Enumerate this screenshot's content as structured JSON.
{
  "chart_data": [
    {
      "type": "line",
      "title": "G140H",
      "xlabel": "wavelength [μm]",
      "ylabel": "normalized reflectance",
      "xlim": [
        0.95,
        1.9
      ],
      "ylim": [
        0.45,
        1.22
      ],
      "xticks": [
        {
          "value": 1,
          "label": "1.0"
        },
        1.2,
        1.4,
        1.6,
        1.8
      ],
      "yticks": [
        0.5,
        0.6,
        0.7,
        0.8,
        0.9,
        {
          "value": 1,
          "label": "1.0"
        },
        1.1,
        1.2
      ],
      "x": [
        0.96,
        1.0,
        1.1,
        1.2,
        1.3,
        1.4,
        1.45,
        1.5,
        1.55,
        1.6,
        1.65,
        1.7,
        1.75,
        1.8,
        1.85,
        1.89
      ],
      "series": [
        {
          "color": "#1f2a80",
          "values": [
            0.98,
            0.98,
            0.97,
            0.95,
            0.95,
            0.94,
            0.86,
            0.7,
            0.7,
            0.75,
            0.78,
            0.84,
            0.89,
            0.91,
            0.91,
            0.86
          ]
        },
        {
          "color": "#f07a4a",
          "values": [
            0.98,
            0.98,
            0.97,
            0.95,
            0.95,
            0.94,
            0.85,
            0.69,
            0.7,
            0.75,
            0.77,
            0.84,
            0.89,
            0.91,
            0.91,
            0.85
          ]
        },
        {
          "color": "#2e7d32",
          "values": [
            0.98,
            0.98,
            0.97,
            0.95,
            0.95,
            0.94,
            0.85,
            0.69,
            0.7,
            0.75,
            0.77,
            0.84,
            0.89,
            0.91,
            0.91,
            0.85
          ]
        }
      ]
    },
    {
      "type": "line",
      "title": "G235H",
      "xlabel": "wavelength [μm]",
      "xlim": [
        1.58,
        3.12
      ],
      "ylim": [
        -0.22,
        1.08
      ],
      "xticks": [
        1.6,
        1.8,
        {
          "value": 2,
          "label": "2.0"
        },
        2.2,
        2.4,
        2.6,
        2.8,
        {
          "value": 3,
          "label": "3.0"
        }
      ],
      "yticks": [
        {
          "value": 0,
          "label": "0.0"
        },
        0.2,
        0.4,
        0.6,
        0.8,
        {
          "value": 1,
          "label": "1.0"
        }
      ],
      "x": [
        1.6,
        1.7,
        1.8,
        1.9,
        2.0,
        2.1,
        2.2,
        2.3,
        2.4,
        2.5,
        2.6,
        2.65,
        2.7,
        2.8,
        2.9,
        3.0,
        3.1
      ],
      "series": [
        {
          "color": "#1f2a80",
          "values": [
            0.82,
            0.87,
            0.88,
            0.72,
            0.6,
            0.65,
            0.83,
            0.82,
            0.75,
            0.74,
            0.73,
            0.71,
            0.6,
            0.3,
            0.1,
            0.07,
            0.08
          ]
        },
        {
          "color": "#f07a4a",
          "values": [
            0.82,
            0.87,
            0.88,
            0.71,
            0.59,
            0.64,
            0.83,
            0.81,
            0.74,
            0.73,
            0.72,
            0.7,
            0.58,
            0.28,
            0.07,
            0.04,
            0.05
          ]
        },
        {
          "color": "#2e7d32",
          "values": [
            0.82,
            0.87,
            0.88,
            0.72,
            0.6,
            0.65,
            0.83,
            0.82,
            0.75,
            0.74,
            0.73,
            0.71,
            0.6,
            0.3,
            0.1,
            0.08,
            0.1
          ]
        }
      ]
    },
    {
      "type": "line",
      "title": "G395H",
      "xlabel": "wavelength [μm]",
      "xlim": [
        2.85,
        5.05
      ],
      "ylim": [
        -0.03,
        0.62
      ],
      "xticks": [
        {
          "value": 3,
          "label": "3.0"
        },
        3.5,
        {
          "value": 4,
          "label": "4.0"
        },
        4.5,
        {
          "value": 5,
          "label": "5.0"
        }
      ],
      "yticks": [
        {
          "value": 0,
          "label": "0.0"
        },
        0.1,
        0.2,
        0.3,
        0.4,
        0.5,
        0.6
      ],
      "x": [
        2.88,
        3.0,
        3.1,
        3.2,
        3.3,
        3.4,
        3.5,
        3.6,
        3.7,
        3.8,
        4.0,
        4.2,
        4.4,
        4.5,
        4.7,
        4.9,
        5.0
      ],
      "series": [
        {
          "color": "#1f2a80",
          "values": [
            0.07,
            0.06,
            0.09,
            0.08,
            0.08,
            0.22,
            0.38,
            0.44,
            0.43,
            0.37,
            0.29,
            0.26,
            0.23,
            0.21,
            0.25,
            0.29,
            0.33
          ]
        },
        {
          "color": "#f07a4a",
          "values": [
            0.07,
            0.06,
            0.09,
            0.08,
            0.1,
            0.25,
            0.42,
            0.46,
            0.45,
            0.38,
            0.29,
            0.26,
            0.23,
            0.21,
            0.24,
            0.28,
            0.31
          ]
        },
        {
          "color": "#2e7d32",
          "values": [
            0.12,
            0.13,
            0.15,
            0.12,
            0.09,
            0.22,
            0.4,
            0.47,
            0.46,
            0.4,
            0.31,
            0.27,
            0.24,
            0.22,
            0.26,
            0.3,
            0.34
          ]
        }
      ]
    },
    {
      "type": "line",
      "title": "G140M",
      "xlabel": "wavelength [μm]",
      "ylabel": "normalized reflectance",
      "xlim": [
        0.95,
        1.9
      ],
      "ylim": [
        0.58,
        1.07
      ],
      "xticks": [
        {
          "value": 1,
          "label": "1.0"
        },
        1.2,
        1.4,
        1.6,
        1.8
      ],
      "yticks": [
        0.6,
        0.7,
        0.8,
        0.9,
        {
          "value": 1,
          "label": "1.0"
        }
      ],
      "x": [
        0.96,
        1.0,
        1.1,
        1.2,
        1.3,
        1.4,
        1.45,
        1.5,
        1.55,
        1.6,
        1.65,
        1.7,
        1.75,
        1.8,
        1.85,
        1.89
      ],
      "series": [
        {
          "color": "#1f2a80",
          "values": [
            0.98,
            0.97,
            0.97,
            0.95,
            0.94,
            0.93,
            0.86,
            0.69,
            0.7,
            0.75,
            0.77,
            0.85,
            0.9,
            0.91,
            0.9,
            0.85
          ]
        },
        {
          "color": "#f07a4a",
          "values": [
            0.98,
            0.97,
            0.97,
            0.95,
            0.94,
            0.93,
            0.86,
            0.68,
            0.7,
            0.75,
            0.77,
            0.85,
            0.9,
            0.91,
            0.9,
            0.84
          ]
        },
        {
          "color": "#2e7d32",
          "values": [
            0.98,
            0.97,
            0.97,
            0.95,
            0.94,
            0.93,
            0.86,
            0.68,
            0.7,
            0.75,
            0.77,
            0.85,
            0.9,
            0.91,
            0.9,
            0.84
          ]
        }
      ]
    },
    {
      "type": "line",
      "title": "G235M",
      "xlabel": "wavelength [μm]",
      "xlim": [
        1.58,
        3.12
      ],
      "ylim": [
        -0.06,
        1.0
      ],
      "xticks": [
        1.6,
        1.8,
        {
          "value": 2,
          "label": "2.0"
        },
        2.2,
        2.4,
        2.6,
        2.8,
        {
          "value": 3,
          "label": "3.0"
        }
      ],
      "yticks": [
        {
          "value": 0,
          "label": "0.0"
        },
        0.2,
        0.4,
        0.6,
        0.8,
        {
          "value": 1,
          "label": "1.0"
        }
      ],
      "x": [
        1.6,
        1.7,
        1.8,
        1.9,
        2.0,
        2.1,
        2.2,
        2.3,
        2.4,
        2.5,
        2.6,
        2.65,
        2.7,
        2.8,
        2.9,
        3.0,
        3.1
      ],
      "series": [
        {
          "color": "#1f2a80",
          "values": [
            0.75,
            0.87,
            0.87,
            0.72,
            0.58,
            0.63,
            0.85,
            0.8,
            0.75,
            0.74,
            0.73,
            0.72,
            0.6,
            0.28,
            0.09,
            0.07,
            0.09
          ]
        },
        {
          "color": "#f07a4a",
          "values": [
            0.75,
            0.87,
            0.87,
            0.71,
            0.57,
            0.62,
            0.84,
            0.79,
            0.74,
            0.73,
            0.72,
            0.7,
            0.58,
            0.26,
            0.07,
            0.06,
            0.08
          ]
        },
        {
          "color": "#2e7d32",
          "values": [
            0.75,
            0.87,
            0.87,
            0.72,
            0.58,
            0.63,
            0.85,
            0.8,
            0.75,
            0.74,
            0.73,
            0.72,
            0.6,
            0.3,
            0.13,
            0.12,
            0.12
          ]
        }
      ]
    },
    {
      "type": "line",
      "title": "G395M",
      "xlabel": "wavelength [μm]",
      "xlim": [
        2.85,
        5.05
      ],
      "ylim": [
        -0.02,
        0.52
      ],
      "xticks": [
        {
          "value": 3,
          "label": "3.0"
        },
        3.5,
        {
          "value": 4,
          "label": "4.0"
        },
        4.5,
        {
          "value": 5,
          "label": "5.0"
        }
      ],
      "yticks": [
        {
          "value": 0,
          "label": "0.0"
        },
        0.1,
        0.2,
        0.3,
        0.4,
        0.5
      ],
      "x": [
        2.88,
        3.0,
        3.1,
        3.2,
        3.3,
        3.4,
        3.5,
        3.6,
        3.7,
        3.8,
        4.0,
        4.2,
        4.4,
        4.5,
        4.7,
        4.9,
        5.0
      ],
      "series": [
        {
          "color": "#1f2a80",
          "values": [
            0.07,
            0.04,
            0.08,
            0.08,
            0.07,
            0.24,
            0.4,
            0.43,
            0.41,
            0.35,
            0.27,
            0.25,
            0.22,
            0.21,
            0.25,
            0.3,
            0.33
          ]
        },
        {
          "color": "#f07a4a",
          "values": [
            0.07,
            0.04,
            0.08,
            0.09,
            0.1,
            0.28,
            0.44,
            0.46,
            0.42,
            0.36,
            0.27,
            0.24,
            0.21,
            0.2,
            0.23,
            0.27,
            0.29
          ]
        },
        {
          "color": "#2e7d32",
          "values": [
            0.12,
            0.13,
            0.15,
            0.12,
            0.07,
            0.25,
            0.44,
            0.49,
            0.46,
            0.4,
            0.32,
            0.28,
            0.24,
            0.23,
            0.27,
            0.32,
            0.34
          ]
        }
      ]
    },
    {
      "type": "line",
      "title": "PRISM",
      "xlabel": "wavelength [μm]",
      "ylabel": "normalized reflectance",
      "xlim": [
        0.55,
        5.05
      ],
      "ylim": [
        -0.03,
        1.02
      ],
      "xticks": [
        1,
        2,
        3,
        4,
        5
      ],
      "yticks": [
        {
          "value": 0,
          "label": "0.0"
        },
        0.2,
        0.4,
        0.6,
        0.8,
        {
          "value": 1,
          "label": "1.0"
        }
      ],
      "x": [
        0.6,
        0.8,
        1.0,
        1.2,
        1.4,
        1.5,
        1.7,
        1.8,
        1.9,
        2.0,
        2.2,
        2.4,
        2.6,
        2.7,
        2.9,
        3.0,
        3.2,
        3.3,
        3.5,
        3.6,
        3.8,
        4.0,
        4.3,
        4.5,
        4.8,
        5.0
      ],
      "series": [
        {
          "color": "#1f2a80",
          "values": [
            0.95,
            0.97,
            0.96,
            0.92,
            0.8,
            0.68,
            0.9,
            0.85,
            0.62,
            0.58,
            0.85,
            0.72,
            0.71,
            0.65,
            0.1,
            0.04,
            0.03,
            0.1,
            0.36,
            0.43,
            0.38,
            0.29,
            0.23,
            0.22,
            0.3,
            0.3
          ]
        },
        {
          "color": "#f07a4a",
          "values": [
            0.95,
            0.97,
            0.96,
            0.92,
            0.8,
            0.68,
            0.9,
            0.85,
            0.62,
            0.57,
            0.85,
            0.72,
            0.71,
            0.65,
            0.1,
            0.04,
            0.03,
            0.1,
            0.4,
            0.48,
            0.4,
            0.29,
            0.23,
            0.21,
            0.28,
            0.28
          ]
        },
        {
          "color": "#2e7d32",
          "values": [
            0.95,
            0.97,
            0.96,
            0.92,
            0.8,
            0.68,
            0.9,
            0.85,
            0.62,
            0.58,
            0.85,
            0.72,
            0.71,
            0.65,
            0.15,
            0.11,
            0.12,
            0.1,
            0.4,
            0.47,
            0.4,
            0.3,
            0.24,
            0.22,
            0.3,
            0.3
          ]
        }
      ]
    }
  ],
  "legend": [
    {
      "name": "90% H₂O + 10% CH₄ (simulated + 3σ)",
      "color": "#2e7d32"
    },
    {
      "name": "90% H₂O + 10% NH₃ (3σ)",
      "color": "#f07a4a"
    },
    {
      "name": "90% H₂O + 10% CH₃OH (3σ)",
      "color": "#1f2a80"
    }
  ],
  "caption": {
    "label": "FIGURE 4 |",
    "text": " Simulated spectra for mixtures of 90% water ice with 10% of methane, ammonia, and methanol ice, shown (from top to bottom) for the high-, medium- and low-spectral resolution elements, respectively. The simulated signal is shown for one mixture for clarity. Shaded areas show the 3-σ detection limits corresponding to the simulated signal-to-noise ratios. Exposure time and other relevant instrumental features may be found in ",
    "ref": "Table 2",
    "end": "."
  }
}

* What is required *
Copy, from the material above, each line in which the string "simulated" occurs.

* Full answer *
      "name": "90% H₂O + 10% CH₄ (simulated + 3σ)",
    "text": " Simulated spectra for mixtures of 90% water ice with 10% of methane, ammonia, and methanol ice, shown (from top to bottom) for the high-, medium- and low-spectral resolution elements, respectively. The simulated signal is shown for one mixture for clarity. Shaded areas show the 3-σ detection limits corresponding to the simulated signal-to-noise ratios. Exposure time and other relevant instrumental features may be found in ",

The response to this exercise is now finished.